● AVAILABLE RECORDS:
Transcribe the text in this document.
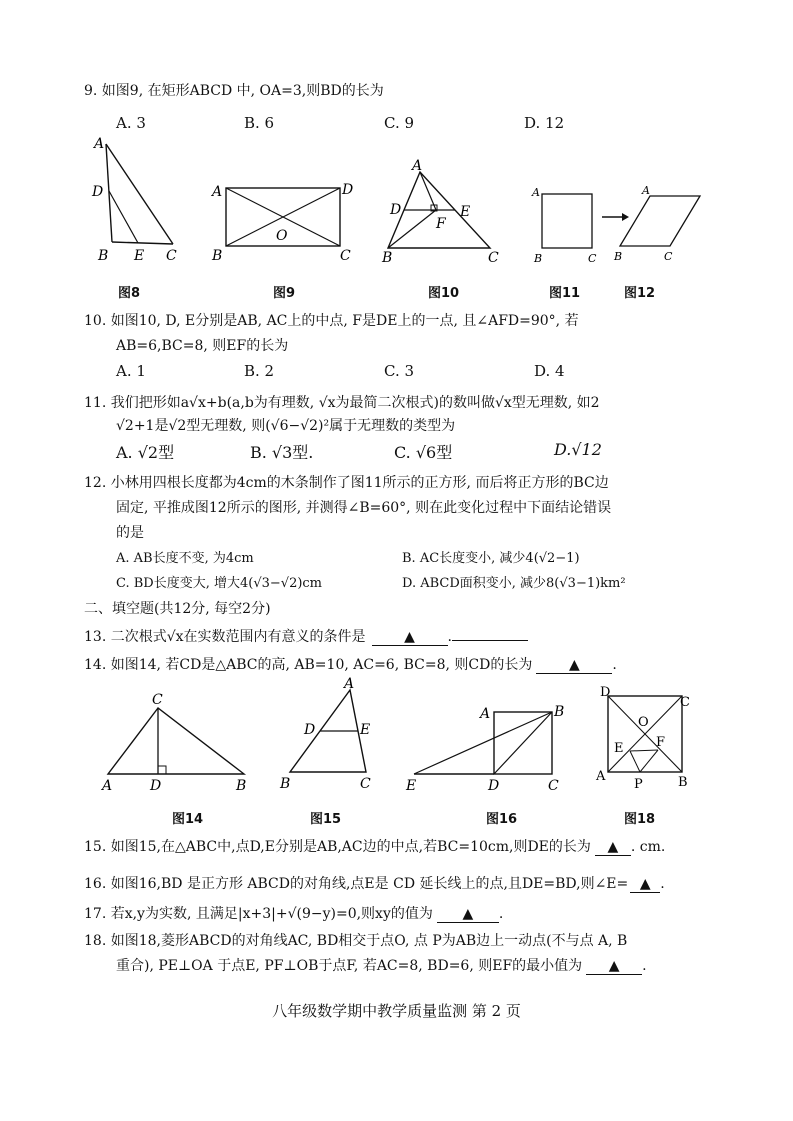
9. 如图9, 在矩形ABCD 中, OA=3,则BD的长为
A. 3	B. 6	C. 9	D. 12
A
D
B E C
图8
A	D
O
B	C
图9
A
D	E
F
B	C
图10
A
B	C
图11
A
B	C
图12
10. 如图10, D, E分别是AB, AC上的中点, F是DE上的一点, 且∠AFD=90°, 若
AB=6,BC=8, 则EF的长为
A. 1	B. 2	C. 3	D. 4
11. 我们把形如a√x+b(a,b为有理数, √x为最简二次根式)的数叫做√x型无理数, 如2
√2+1是√2型无理数, 则(√6−√2)²属于无理数的类型为
A. √2型	B. √3型.	C. √6型	D.√12
12. 小林用四根长度都为4cm的木条制作了图11所示的正方形, 而后将正方形的BC边
固定, 平推成图12所示的图形, 并测得∠B=60°, 则在此变化过程中下面结论错误
的是
A. AB长度不变, 为4cm	B. AC长度变小, 减少4(√2−1)
C. BD长度变大, 增大4(√3−√2)cm	D. ABCD面积变小, 减少8(√3−1)km²
二、填空题(共12分, 每空2分)
13. 二次根式√x在实数范围内有意义的条件是	▲ .
14. 如图14, 若CD是△ABC的高, AB=10, AC=6, BC=8, 则CD的长为	▲ .
C
A	D	B
图14
A
D	E
B	C
图15
A	B
E	D	C
图16
D
C
O
E	F
A
P	B
图18
15. 如图15,在△ABC中,点D,E分别是AB,AC边的中点,若BC=10cm,则DE的长为 ▲ . cm.
16. 如图16,BD 是正方形 ABCD的对角线,点E是 CD 延长线上的点,且DE=BD,则∠E= ▲ .
17. 若x,y为实数, 且满足|x+3|+√(9−y)=0,则xy的值为 ▲ .
18. 如图18,菱形ABCD的对角线AC, BD相交于点O, 点 P为AB边上一动点(不与点 A, B
重合), PE⊥OA 于点E, PF⊥OB于点F, 若AC=8, BD=6, 则EF的最小值为 ▲ .
八年级数学期中教学质量监测 第 2 页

● YOUR GOAL:
Transcribe the complete set of entries verbatim. No pictures belong in the copy.

● OUTPUT:
Transcribe the text in this document.
9. 如图9, 在矩形ABCD 中, OA=3,则BD的长为
A. 3	B. 6	C. 9	D. 12
A
D
B E C
图8
A	D
O
B	C
图9
A
D	E
F
B	C
图10
A
B	C
图11
A
B	C
图12
10. 如图10, D, E分别是AB, AC上的中点, F是DE上的一点, 且∠AFD=90°, 若
AB=6,BC=8, 则EF的长为
A. 1	B. 2	C. 3	D. 4
11. 我们把形如a√x+b(a,b为有理数, √x为最简二次根式)的数叫做√x型无理数, 如2
√2+1是√2型无理数, 则(√6−√2)²属于无理数的类型为
A. √2型	B. √3型.	C. √6型	D.√12
12. 小林用四根长度都为4cm的木条制作了图11所示的正方形, 而后将正方形的BC边
固定, 平推成图12所示的图形, 并测得∠B=60°, 则在此变化过程中下面结论错误
的是
A. AB长度不变, 为4cm	B. AC长度变小, 减少4(√2−1)
C. BD长度变大, 增大4(√3−√2)cm	D. ABCD面积变小, 减少8(√3−1)km²
二、填空题(共12分, 每空2分)
13. 二次根式√x在实数范围内有意义的条件是	▲ .
14. 如图14, 若CD是△ABC的高, AB=10, AC=6, BC=8, 则CD的长为	▲ .
C
A	D	B
图14
A
D	E
B	C
图15
A	B
E	D	C
图16
D
C
O
E	F
A
P	B
图18
15. 如图15,在△ABC中,点D,E分别是AB,AC边的中点,若BC=10cm,则DE的长为 ▲ . cm.
16. 如图16,BD 是正方形 ABCD的对角线,点E是 CD 延长线上的点,且DE=BD,则∠E= ▲ .
17. 若x,y为实数, 且满足|x+3|+√(9−y)=0,则xy的值为 ▲ .
18. 如图18,菱形ABCD的对角线AC, BD相交于点O, 点 P为AB边上一动点(不与点 A, B
重合), PE⊥OA 于点E, PF⊥OB于点F, 若AC=8, BD=6, 则EF的最小值为 ▲ .
八年级数学期中教学质量监测 第 2 页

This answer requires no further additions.